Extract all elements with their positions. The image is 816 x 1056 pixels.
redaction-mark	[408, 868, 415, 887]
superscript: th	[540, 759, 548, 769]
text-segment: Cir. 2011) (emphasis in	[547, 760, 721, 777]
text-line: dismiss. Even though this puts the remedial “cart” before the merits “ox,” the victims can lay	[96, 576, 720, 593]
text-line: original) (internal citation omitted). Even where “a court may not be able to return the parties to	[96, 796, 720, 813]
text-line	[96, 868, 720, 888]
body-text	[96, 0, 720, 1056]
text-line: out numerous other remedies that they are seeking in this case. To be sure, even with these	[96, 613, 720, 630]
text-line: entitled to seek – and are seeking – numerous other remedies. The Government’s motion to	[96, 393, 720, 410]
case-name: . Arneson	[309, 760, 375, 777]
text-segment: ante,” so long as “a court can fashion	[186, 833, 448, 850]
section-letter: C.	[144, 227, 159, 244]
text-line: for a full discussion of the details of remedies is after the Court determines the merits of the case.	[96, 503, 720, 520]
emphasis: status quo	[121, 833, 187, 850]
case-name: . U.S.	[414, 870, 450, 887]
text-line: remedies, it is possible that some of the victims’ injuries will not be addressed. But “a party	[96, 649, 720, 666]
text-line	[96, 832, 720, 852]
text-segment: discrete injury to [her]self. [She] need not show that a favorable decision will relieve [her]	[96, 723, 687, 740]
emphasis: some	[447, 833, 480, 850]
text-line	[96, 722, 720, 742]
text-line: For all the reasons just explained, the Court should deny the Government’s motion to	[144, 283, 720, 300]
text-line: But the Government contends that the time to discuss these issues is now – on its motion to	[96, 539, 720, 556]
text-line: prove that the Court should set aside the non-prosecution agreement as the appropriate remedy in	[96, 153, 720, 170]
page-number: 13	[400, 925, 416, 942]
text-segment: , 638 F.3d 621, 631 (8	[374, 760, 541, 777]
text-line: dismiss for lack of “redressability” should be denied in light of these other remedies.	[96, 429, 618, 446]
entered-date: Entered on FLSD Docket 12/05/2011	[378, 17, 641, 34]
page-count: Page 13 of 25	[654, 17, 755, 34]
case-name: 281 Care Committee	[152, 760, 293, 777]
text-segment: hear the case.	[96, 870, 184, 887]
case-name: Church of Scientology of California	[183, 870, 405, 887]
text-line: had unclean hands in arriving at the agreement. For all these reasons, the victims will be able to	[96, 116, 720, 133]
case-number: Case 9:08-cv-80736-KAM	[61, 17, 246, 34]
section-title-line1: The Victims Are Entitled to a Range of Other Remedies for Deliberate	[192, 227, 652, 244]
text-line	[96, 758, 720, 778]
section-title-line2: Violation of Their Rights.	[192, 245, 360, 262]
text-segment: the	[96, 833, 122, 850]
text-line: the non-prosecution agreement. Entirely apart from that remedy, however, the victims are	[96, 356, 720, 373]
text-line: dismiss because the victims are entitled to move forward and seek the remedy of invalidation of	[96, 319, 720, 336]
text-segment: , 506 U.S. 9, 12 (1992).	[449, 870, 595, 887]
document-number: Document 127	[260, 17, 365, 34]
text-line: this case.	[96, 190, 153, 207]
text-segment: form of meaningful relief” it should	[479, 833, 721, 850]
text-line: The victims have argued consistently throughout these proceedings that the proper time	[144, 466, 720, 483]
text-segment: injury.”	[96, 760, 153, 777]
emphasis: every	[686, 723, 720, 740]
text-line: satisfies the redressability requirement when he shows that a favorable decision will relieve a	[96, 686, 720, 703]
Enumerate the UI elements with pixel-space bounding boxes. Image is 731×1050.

#####

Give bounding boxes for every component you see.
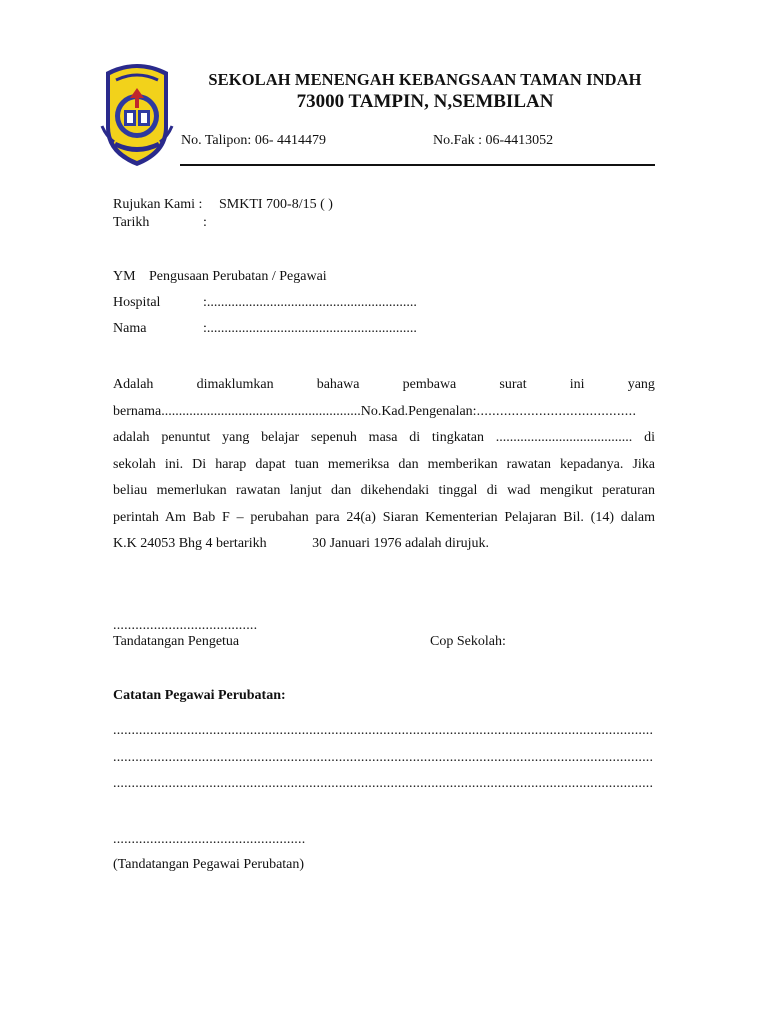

#####

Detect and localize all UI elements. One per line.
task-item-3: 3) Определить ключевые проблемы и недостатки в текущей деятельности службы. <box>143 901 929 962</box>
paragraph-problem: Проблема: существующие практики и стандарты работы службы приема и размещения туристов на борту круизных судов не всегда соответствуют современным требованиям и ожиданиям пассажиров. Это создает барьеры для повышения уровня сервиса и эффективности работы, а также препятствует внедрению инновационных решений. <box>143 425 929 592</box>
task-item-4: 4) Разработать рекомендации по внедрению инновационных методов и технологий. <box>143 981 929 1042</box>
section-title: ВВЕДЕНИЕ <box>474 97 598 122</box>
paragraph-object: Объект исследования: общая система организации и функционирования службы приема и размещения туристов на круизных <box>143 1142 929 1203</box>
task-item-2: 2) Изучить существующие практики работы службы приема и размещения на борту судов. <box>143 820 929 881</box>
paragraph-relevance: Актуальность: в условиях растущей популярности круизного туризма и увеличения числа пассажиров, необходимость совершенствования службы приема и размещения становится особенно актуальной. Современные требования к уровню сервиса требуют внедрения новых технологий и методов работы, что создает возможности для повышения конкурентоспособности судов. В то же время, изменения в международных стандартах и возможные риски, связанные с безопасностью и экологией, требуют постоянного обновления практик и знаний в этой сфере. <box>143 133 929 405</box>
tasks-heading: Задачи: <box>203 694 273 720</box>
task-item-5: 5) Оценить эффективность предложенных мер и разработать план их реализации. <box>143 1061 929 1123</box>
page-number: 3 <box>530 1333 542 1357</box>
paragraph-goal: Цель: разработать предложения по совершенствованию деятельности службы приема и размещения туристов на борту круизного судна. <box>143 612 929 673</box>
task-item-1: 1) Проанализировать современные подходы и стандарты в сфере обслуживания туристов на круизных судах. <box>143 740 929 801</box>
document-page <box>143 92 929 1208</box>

#####

▶ _Given problem_:
Copy out the records from the line with "Detect and localize" to the line with "task-item-2: 2) Изучить", reproducing each line precisely.

▶ _Complete response_:
Detect and localize all UI elements. One per line.
task-item-3: 3) Определить ключевые проблемы и недостатки в текущей деятельности службы. <box>143 901 929 962</box>
paragraph-problem: Проблема: существующие практики и стандарты работы службы приема и размещения туристов на борту круизных судов не всегда соответствуют современным требованиям и ожиданиям пассажиров. Это создает барьеры для повышения уровня сервиса и эффективности работы, а также препятствует внедрению инновационных решений. <box>143 425 929 592</box>
task-item-4: 4) Разработать рекомендации по внедрению инновационных методов и технологий. <box>143 981 929 1042</box>
section-title: ВВЕДЕНИЕ <box>474 97 598 122</box>
paragraph-object: Объект исследования: общая система организации и функционирования службы приема и размещения туристов на круизных <box>143 1142 929 1203</box>
task-item-2: 2) Изучить существующие практики работы службы приема и размещения на борту судов. <box>143 820 929 881</box>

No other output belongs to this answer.